▸ TASK DATA
• • • • •

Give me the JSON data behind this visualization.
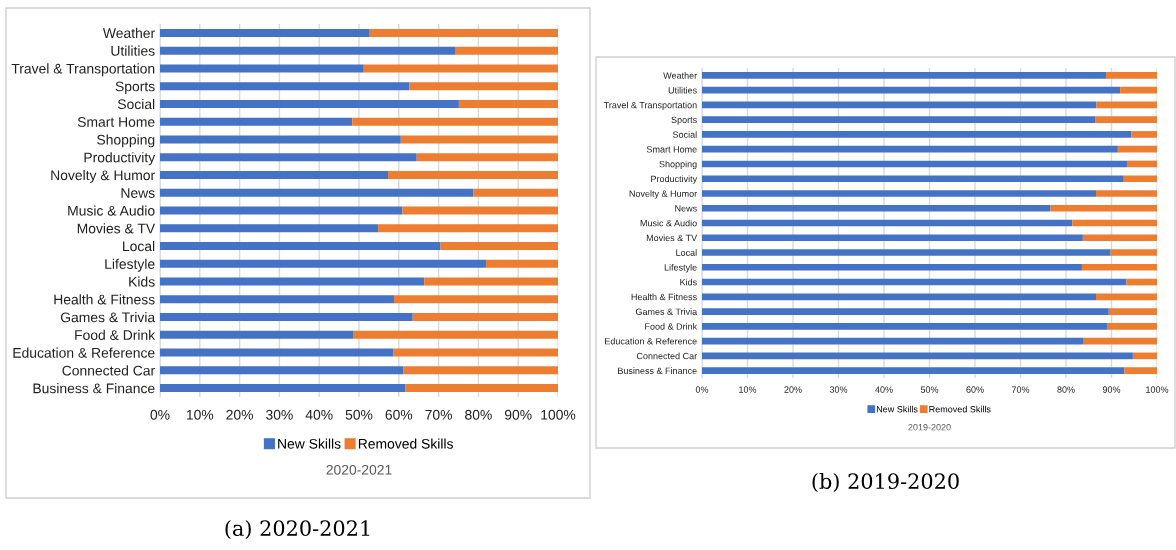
{
  "chart_data": [
    {
      "type": "bar",
      "orientation": "horizontal",
      "stacked": true,
      "title": "2020-2021",
      "annotations": [
        "(a) 2020-2021"
      ],
      "categories": [
        "Weather",
        "Utilities",
        "Travel & Transportation",
        "Sports",
        "Social",
        "Smart Home",
        "Shopping",
        "Productivity",
        "Novelty & Humor",
        "News",
        "Music & Audio",
        "Movies & TV",
        "Local",
        "Lifestyle",
        "Kids",
        "Health & Fitness",
        "Games & Trivia",
        "Food & Drink",
        "Education & Reference",
        "Connected Car",
        "Business & Finance"
      ],
      "series": [
        {
          "name": "New Skills",
          "color": "#4472c4",
          "values": [
            52.7,
            74.3,
            51.2,
            62.7,
            75.1,
            48.3,
            60.5,
            64.5,
            57.3,
            78.7,
            60.9,
            54.8,
            70.5,
            81.9,
            66.4,
            58.8,
            63.5,
            48.5,
            58.7,
            61.1,
            61.6
          ]
        },
        {
          "name": "Removed Skills",
          "color": "#ed7d31",
          "values": [
            47.3,
            25.7,
            48.8,
            37.3,
            24.9,
            51.7,
            39.5,
            35.5,
            42.7,
            21.3,
            39.1,
            45.2,
            29.5,
            18.1,
            33.6,
            41.2,
            36.5,
            51.5,
            41.3,
            38.9,
            38.4
          ]
        }
      ],
      "xlim": [
        0,
        100
      ],
      "xticks": [
        {
          "value": 0,
          "label": "0%"
        },
        {
          "value": 10,
          "label": "10%"
        },
        {
          "value": 20,
          "label": "20%"
        },
        {
          "value": 30,
          "label": "30%"
        },
        {
          "value": 40,
          "label": "40%"
        },
        {
          "value": 50,
          "label": "50%"
        },
        {
          "value": 60,
          "label": "60%"
        },
        {
          "value": 70,
          "label": "70%"
        },
        {
          "value": 80,
          "label": "80%"
        },
        {
          "value": 90,
          "label": "90%"
        },
        {
          "value": 100,
          "label": "100%"
        }
      ],
      "grid": "x",
      "legend": "bottom"
    },
    {
      "type": "bar",
      "orientation": "horizontal",
      "stacked": true,
      "title": "2019-2020",
      "annotations": [
        "(b) 2019-2020"
      ],
      "categories": [
        "Weather",
        "Utilities",
        "Travel & Transportation",
        "Sports",
        "Social",
        "Smart Home",
        "Shopping",
        "Productivity",
        "Novelty & Humor",
        "News",
        "Music & Audio",
        "Movies & TV",
        "Local",
        "Lifestyle",
        "Kids",
        "Health & Fitness",
        "Games & Trivia",
        "Food & Drink",
        "Education & Reference",
        "Connected Car",
        "Business & Finance"
      ],
      "series": [
        {
          "name": "New Skills",
          "color": "#4472c4",
          "values": [
            88.8,
            91.9,
            86.7,
            86.5,
            94.4,
            91.4,
            93.4,
            92.7,
            86.6,
            76.6,
            81.4,
            83.7,
            89.8,
            83.5,
            93.3,
            86.6,
            89.4,
            89.0,
            83.9,
            94.7,
            92.8
          ]
        },
        {
          "name": "Removed Skills",
          "color": "#ed7d31",
          "values": [
            11.2,
            8.1,
            13.3,
            13.5,
            5.6,
            8.6,
            6.6,
            7.3,
            13.4,
            23.4,
            18.6,
            16.3,
            10.2,
            16.5,
            6.7,
            13.4,
            10.6,
            11.0,
            16.1,
            5.3,
            7.2
          ]
        }
      ],
      "xlim": [
        0,
        100
      ],
      "xticks": [
        {
          "value": 0,
          "label": "0%"
        },
        {
          "value": 10,
          "label": "10%"
        },
        {
          "value": 20,
          "label": "20%"
        },
        {
          "value": 30,
          "label": "30%"
        },
        {
          "value": 40,
          "label": "40%"
        },
        {
          "value": 50,
          "label": "50%"
        },
        {
          "value": 60,
          "label": "60%"
        },
        {
          "value": 70,
          "label": "70%"
        },
        {
          "value": 80,
          "label": "80%"
        },
        {
          "value": 90,
          "label": "90%"
        },
        {
          "value": 100,
          "label": "100%"
        }
      ],
      "grid": "x",
      "legend": "bottom"
    }
  ]
}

• • • • •

▸ STATED EXERCISE
Quote everything in the listing above exactly; pictures are the only thing to omit.

▸ EXERCISE OUTPUT
Give me the JSON data behind this visualization.
{
  "chart_data": [
    {
      "type": "bar",
      "orientation": "horizontal",
      "stacked": true,
      "title": "2020-2021",
      "annotations": [
        "(a) 2020-2021"
      ],
      "categories": [
        "Weather",
        "Utilities",
        "Travel & Transportation",
        "Sports",
        "Social",
        "Smart Home",
        "Shopping",
        "Productivity",
        "Novelty & Humor",
        "News",
        "Music & Audio",
        "Movies & TV",
        "Local",
        "Lifestyle",
        "Kids",
        "Health & Fitness",
        "Games & Trivia",
        "Food & Drink",
        "Education & Reference",
        "Connected Car",
        "Business & Finance"
      ],
      "series": [
        {
          "name": "New Skills",
          "color": "#4472c4",
          "values": [
            52.7,
            74.3,
            51.2,
            62.7,
            75.1,
            48.3,
            60.5,
            64.5,
            57.3,
            78.7,
            60.9,
            54.8,
            70.5,
            81.9,
            66.4,
            58.8,
            63.5,
            48.5,
            58.7,
            61.1,
            61.6
          ]
        },
        {
          "name": "Removed Skills",
          "color": "#ed7d31",
          "values": [
            47.3,
            25.7,
            48.8,
            37.3,
            24.9,
            51.7,
            39.5,
            35.5,
            42.7,
            21.3,
            39.1,
            45.2,
            29.5,
            18.1,
            33.6,
            41.2,
            36.5,
            51.5,
            41.3,
            38.9,
            38.4
          ]
        }
      ],
      "xlim": [
        0,
        100
      ],
      "xticks": [
        {
          "value": 0,
          "label": "0%"
        },
        {
          "value": 10,
          "label": "10%"
        },
        {
          "value": 20,
          "label": "20%"
        },
        {
          "value": 30,
          "label": "30%"
        },
        {
          "value": 40,
          "label": "40%"
        },
        {
          "value": 50,
          "label": "50%"
        },
        {
          "value": 60,
          "label": "60%"
        },
        {
          "value": 70,
          "label": "70%"
        },
        {
          "value": 80,
          "label": "80%"
        },
        {
          "value": 90,
          "label": "90%"
        },
        {
          "value": 100,
          "label": "100%"
        }
      ],
      "grid": "x",
      "legend": "bottom"
    },
    {
      "type": "bar",
      "orientation": "horizontal",
      "stacked": true,
      "title": "2019-2020",
      "annotations": [
        "(b) 2019-2020"
      ],
      "categories": [
        "Weather",
        "Utilities",
        "Travel & Transportation",
        "Sports",
        "Social",
        "Smart Home",
        "Shopping",
        "Productivity",
        "Novelty & Humor",
        "News",
        "Music & Audio",
        "Movies & TV",
        "Local",
        "Lifestyle",
        "Kids",
        "Health & Fitness",
        "Games & Trivia",
        "Food & Drink",
        "Education & Reference",
        "Connected Car",
        "Business & Finance"
      ],
      "series": [
        {
          "name": "New Skills",
          "color": "#4472c4",
          "values": [
            88.8,
            91.9,
            86.7,
            86.5,
            94.4,
            91.4,
            93.4,
            92.7,
            86.6,
            76.6,
            81.4,
            83.7,
            89.8,
            83.5,
            93.3,
            86.6,
            89.4,
            89.0,
            83.9,
            94.7,
            92.8
          ]
        },
        {
          "name": "Removed Skills",
          "color": "#ed7d31",
          "values": [
            11.2,
            8.1,
            13.3,
            13.5,
            5.6,
            8.6,
            6.6,
            7.3,
            13.4,
            23.4,
            18.6,
            16.3,
            10.2,
            16.5,
            6.7,
            13.4,
            10.6,
            11.0,
            16.1,
            5.3,
            7.2
          ]
        }
      ],
      "xlim": [
        0,
        100
      ],
      "xticks": [
        {
          "value": 0,
          "label": "0%"
        },
        {
          "value": 10,
          "label": "10%"
        },
        {
          "value": 20,
          "label": "20%"
        },
        {
          "value": 30,
          "label": "30%"
        },
        {
          "value": 40,
          "label": "40%"
        },
        {
          "value": 50,
          "label": "50%"
        },
        {
          "value": 60,
          "label": "60%"
        },
        {
          "value": 70,
          "label": "70%"
        },
        {
          "value": 80,
          "label": "80%"
        },
        {
          "value": 90,
          "label": "90%"
        },
        {
          "value": 100,
          "label": "100%"
        }
      ],
      "grid": "x",
      "legend": "bottom"
    }
  ]
}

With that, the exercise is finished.